• _Extracted records_:
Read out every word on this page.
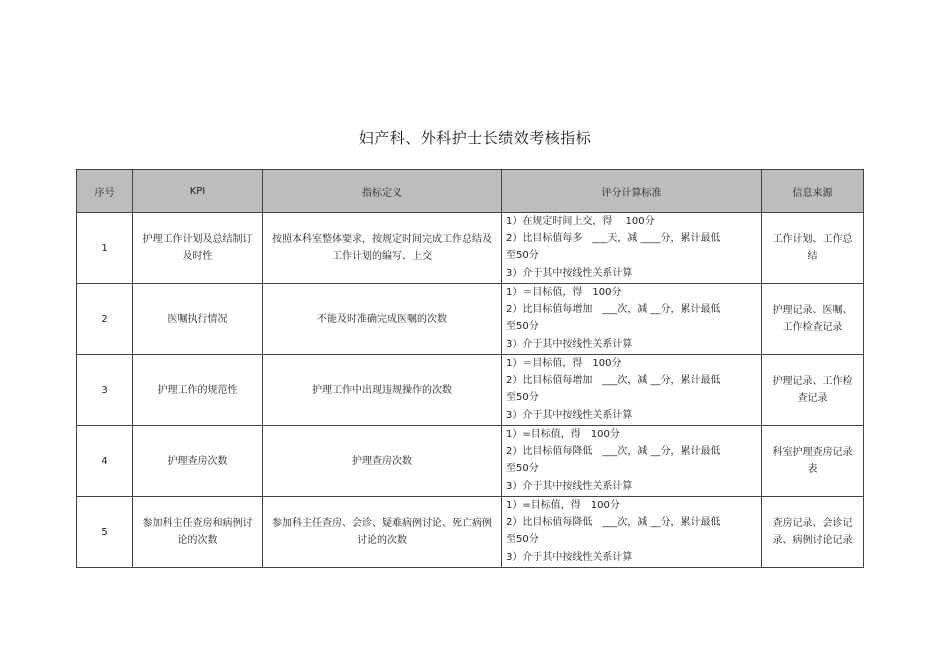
妇产科、外科护士长绩效考核指标
序号	KPI	指标定义	评分计算标准	信息来源
1	护理工作计划及总结制订及时性	按照本科室整体要求，按规定时间完成工作总结及工作计划的编写、上交	1）在规定时间上交，得　 100分
2）比目标值每多　___天，减 ____分，累计最低
至50分
3）介于其中按线性关系计算	工作计划、工作总结
2	医嘱执行情况	不能及时准确完成医嘱的次数	1）＝目标值，得　100分
2）比目标值每增加　___次，减 __分，累计最低
至50分
3）介于其中按线性关系计算	护理记录、医嘱、工作检查记录
3	护理工作的规范性	护理工作中出现违规操作的次数	1）＝目标值，得　100分
2）比目标值每增加　___次，减 __分，累计最低
至50分
3）介于其中按线性关系计算	护理记录、工作检查记录
4	护理查房次数	护理查房次数	1）=目标值，得　100分
2）比目标值每降低　___次，减 __分，累计最低
至50分
3）介于其中按线性关系计算	科室护理查房记录表
5	参加科主任查房和病例讨论的次数	参加科主任查房、会诊、疑难病例讨论、死亡病例讨论的次数	1）=目标值，得　100分
2）比目标值每降低　___次，减 __分，累计最低
至50分
3）介于其中按线性关系计算	查房记录、会诊记录、病例讨论记录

• _Set exercise_:
Nothing in the entries should change as you copy them, except that the pictures are left out.

• _Written response_:
Read out every word on this page.
妇产科、外科护士长绩效考核指标
序号	KPI	指标定义	评分计算标准	信息来源
1	护理工作计划及总结制订及时性	按照本科室整体要求，按规定时间完成工作总结及工作计划的编写、上交	1）在规定时间上交，得　 100分
2）比目标值每多　___天，减 ____分，累计最低
至50分
3）介于其中按线性关系计算	工作计划、工作总结
2	医嘱执行情况	不能及时准确完成医嘱的次数	1）＝目标值，得　100分
2）比目标值每增加　___次，减 __分，累计最低
至50分
3）介于其中按线性关系计算	护理记录、医嘱、工作检查记录
3	护理工作的规范性	护理工作中出现违规操作的次数	1）＝目标值，得　100分
2）比目标值每增加　___次，减 __分，累计最低
至50分
3）介于其中按线性关系计算	护理记录、工作检查记录
4	护理查房次数	护理查房次数	1）=目标值，得　100分
2）比目标值每降低　___次，减 __分，累计最低
至50分
3）介于其中按线性关系计算	科室护理查房记录表
5	参加科主任查房和病例讨论的次数	参加科主任查房、会诊、疑难病例讨论、死亡病例讨论的次数	1）=目标值，得　100分
2）比目标值每降低　___次，减 __分，累计最低
至50分
3）介于其中按线性关系计算	查房记录、会诊记录、病例讨论记录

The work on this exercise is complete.